(Saved entries)
>>>

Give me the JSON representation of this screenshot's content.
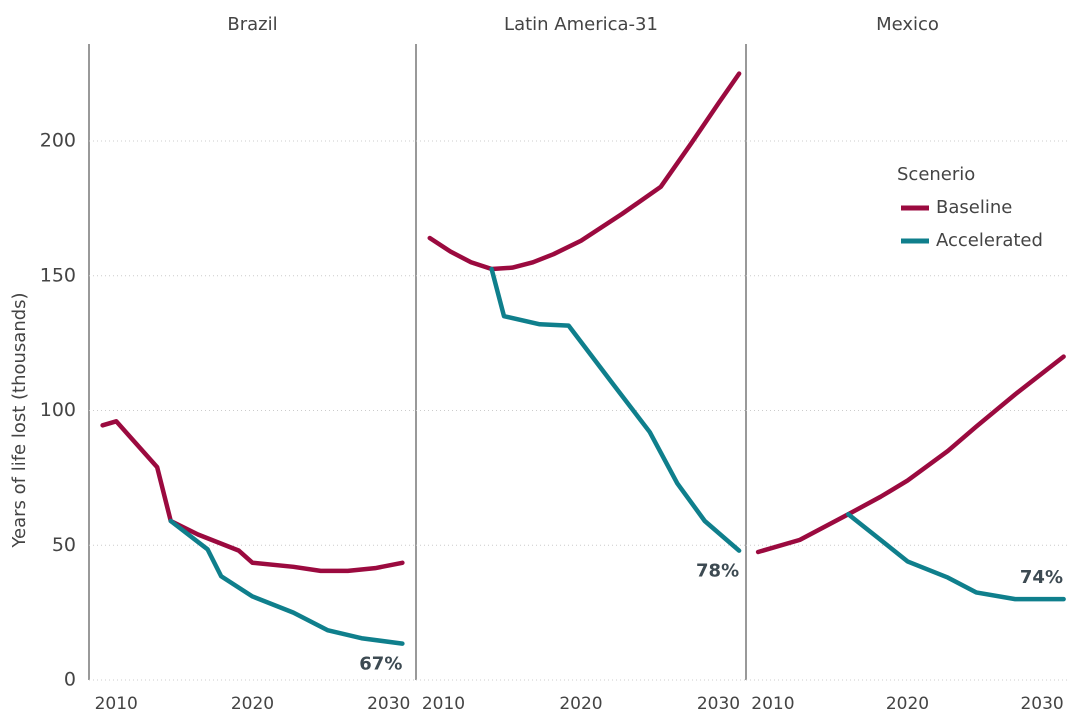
{
  "chart_data": [
    {
      "type": "line",
      "title": "Brazil",
      "ylabel": "Years of life lost (thousands)",
      "xlim": [
        2008,
        2032
      ],
      "xticks": [
        2010,
        2020,
        2030
      ],
      "ylim": [
        0,
        236
      ],
      "yticks": [
        0,
        50,
        100,
        150,
        200
      ],
      "grid": true,
      "series": [
        {
          "name": "Baseline",
          "color": "#9b0a3f",
          "x": [
            2009,
            2010,
            2013,
            2014,
            2016,
            2018,
            2019,
            2020,
            2023,
            2025,
            2027,
            2029,
            2031
          ],
          "values": [
            94.5,
            96,
            79,
            59,
            54,
            50,
            48,
            43.5,
            42,
            40.5,
            40.5,
            41.5,
            43.5
          ]
        },
        {
          "name": "Accelerated",
          "color": "#0f7f8c",
          "x": [
            2014,
            2016.7,
            2017.7,
            2020,
            2023,
            2025.5,
            2028,
            2031
          ],
          "values": [
            59,
            48.5,
            38.5,
            31,
            25,
            18.5,
            15.5,
            13.5
          ],
          "end_label": "67%",
          "end_label_position": "below"
        }
      ]
    },
    {
      "type": "line",
      "title": "Latin America-31",
      "xlim": [
        2008,
        2032
      ],
      "xticks": [
        2010,
        2020,
        2030
      ],
      "ylim": [
        0,
        236
      ],
      "yticks": [
        0,
        50,
        100,
        150,
        200
      ],
      "grid": true,
      "series": [
        {
          "name": "Baseline",
          "color": "#9b0a3f",
          "x": [
            2009,
            2010.5,
            2012,
            2013.5,
            2015,
            2016.5,
            2018,
            2020,
            2023,
            2025.8,
            2028,
            2030,
            2031.5
          ],
          "values": [
            164,
            159,
            155,
            152.5,
            153,
            155,
            158,
            163,
            173,
            183,
            199,
            214,
            225
          ]
        },
        {
          "name": "Accelerated",
          "color": "#0f7f8c",
          "x": [
            2013.5,
            2014.4,
            2017,
            2019.1,
            2022,
            2025,
            2027,
            2029,
            2031.5
          ],
          "values": [
            152.5,
            135,
            132,
            131.5,
            112,
            92,
            73,
            59,
            48
          ],
          "end_label": "78%",
          "end_label_position": "below"
        }
      ]
    },
    {
      "type": "line",
      "title": "Mexico",
      "legend_title": "Scenerio",
      "legend": "upper right",
      "xlim": [
        2008,
        2032
      ],
      "xticks": [
        2010,
        2020,
        2030
      ],
      "ylim": [
        0,
        236
      ],
      "yticks": [
        0,
        50,
        100,
        150,
        200
      ],
      "grid": true,
      "series": [
        {
          "name": "Baseline",
          "color": "#9b0a3f",
          "x": [
            2008.9,
            2012,
            2015.6,
            2018,
            2020,
            2023,
            2025.1,
            2028,
            2031.6
          ],
          "values": [
            47.5,
            52,
            61.5,
            68,
            74,
            85,
            94,
            106,
            120
          ]
        },
        {
          "name": "Accelerated",
          "color": "#0f7f8c",
          "x": [
            2015.6,
            2018,
            2020,
            2023,
            2025.1,
            2028,
            2031.6
          ],
          "values": [
            61.5,
            52,
            44,
            38,
            32.5,
            30,
            30
          ],
          "end_label": "74%",
          "end_label_position": "above"
        }
      ]
    }
  ]
}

<<<

WRITTEN EXERCISE = Repeat every record precisely. Any picture among them stays out of the copy.

SOLUTION TO THIS EXERCISE =
Give me the JSON representation of this screenshot's content.
{
  "chart_data": [
    {
      "type": "line",
      "title": "Brazil",
      "ylabel": "Years of life lost (thousands)",
      "xlim": [
        2008,
        2032
      ],
      "xticks": [
        2010,
        2020,
        2030
      ],
      "ylim": [
        0,
        236
      ],
      "yticks": [
        0,
        50,
        100,
        150,
        200
      ],
      "grid": true,
      "series": [
        {
          "name": "Baseline",
          "color": "#9b0a3f",
          "x": [
            2009,
            2010,
            2013,
            2014,
            2016,
            2018,
            2019,
            2020,
            2023,
            2025,
            2027,
            2029,
            2031
          ],
          "values": [
            94.5,
            96,
            79,
            59,
            54,
            50,
            48,
            43.5,
            42,
            40.5,
            40.5,
            41.5,
            43.5
          ]
        },
        {
          "name": "Accelerated",
          "color": "#0f7f8c",
          "x": [
            2014,
            2016.7,
            2017.7,
            2020,
            2023,
            2025.5,
            2028,
            2031
          ],
          "values": [
            59,
            48.5,
            38.5,
            31,
            25,
            18.5,
            15.5,
            13.5
          ],
          "end_label": "67%",
          "end_label_position": "below"
        }
      ]
    },
    {
      "type": "line",
      "title": "Latin America-31",
      "xlim": [
        2008,
        2032
      ],
      "xticks": [
        2010,
        2020,
        2030
      ],
      "ylim": [
        0,
        236
      ],
      "yticks": [
        0,
        50,
        100,
        150,
        200
      ],
      "grid": true,
      "series": [
        {
          "name": "Baseline",
          "color": "#9b0a3f",
          "x": [
            2009,
            2010.5,
            2012,
            2013.5,
            2015,
            2016.5,
            2018,
            2020,
            2023,
            2025.8,
            2028,
            2030,
            2031.5
          ],
          "values": [
            164,
            159,
            155,
            152.5,
            153,
            155,
            158,
            163,
            173,
            183,
            199,
            214,
            225
          ]
        },
        {
          "name": "Accelerated",
          "color": "#0f7f8c",
          "x": [
            2013.5,
            2014.4,
            2017,
            2019.1,
            2022,
            2025,
            2027,
            2029,
            2031.5
          ],
          "values": [
            152.5,
            135,
            132,
            131.5,
            112,
            92,
            73,
            59,
            48
          ],
          "end_label": "78%",
          "end_label_position": "below"
        }
      ]
    },
    {
      "type": "line",
      "title": "Mexico",
      "legend_title": "Scenerio",
      "legend": "upper right",
      "xlim": [
        2008,
        2032
      ],
      "xticks": [
        2010,
        2020,
        2030
      ],
      "ylim": [
        0,
        236
      ],
      "yticks": [
        0,
        50,
        100,
        150,
        200
      ],
      "grid": true,
      "series": [
        {
          "name": "Baseline",
          "color": "#9b0a3f",
          "x": [
            2008.9,
            2012,
            2015.6,
            2018,
            2020,
            2023,
            2025.1,
            2028,
            2031.6
          ],
          "values": [
            47.5,
            52,
            61.5,
            68,
            74,
            85,
            94,
            106,
            120
          ]
        },
        {
          "name": "Accelerated",
          "color": "#0f7f8c",
          "x": [
            2015.6,
            2018,
            2020,
            2023,
            2025.1,
            2028,
            2031.6
          ],
          "values": [
            61.5,
            52,
            44,
            38,
            32.5,
            30,
            30
          ],
          "end_label": "74%",
          "end_label_position": "above"
        }
      ]
    }
  ]
}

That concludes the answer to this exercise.